**WORK TO BE COMPLETED:**
Determine the count of lines holding the string "structure". Return only the number.

**Saved data entries:**
####################
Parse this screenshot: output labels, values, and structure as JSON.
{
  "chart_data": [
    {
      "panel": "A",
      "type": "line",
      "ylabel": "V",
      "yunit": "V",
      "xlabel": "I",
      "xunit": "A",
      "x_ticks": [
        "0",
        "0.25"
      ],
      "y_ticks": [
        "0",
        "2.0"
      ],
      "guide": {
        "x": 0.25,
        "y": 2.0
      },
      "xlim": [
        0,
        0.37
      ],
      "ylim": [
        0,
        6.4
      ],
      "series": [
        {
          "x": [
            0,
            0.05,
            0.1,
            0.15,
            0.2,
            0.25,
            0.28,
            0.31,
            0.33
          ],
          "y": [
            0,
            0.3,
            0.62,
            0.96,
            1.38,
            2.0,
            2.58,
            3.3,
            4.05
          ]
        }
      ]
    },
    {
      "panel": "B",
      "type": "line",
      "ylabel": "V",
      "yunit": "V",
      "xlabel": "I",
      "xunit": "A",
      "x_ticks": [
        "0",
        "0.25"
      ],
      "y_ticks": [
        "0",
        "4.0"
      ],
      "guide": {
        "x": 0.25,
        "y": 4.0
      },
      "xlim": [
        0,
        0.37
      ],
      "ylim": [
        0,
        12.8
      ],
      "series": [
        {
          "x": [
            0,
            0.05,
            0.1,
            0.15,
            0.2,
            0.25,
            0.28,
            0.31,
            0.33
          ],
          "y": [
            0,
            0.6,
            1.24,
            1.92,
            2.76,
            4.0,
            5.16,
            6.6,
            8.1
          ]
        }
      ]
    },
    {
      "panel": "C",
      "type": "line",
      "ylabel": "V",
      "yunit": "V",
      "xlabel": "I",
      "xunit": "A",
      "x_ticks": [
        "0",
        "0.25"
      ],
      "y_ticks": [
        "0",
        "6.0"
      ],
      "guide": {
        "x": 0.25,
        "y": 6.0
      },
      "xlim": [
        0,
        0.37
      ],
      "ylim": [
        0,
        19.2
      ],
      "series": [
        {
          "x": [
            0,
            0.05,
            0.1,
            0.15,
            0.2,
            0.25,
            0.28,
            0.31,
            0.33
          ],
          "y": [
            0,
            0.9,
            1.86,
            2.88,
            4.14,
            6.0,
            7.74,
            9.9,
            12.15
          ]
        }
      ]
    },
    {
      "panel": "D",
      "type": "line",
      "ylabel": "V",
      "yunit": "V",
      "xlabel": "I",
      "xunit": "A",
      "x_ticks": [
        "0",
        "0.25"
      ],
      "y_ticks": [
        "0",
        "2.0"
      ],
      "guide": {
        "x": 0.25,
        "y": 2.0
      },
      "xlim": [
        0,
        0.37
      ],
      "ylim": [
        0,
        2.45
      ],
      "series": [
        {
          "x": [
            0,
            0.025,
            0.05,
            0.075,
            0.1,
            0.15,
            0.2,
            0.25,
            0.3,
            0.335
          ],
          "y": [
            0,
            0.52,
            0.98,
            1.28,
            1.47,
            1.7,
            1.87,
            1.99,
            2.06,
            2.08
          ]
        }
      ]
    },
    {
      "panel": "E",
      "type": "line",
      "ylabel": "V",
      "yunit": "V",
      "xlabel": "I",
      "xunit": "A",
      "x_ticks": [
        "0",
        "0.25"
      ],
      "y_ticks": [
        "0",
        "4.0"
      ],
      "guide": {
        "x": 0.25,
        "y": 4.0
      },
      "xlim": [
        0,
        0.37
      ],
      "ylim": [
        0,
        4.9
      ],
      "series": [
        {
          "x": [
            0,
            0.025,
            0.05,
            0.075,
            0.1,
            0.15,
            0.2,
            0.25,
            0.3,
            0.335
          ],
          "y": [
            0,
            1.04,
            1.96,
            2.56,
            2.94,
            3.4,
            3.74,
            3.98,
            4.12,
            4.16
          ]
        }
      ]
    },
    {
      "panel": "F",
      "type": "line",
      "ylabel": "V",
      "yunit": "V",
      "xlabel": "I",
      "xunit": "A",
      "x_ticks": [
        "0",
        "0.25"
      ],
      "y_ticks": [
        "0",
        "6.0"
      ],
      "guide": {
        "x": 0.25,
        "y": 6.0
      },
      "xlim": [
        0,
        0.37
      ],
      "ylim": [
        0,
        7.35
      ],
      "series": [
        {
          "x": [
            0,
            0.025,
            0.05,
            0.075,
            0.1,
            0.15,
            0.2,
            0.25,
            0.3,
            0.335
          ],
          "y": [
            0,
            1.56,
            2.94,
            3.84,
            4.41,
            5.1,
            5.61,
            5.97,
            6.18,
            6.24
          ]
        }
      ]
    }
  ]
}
####################
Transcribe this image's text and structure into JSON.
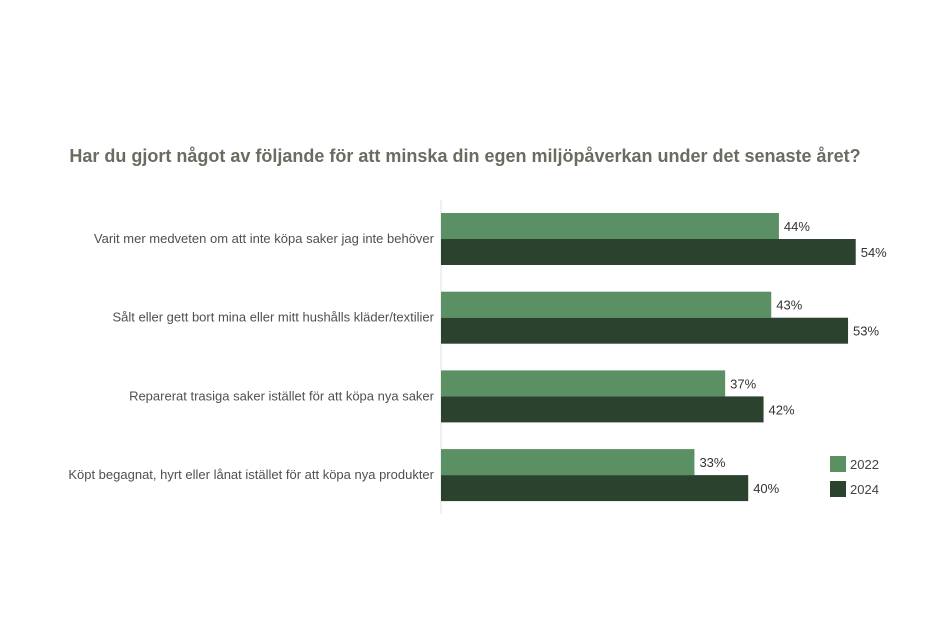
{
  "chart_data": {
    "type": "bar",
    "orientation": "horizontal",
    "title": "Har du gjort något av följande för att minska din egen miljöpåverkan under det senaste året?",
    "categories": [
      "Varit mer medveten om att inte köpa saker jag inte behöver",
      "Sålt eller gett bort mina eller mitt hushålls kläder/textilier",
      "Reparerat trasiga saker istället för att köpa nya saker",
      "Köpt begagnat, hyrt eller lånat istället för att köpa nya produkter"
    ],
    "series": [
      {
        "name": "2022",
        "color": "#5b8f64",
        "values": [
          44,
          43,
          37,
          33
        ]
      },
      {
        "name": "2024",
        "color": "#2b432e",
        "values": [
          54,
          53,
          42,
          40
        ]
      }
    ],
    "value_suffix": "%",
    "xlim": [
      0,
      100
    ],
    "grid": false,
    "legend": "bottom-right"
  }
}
####################
**EXPECTED OUTPUT:**
2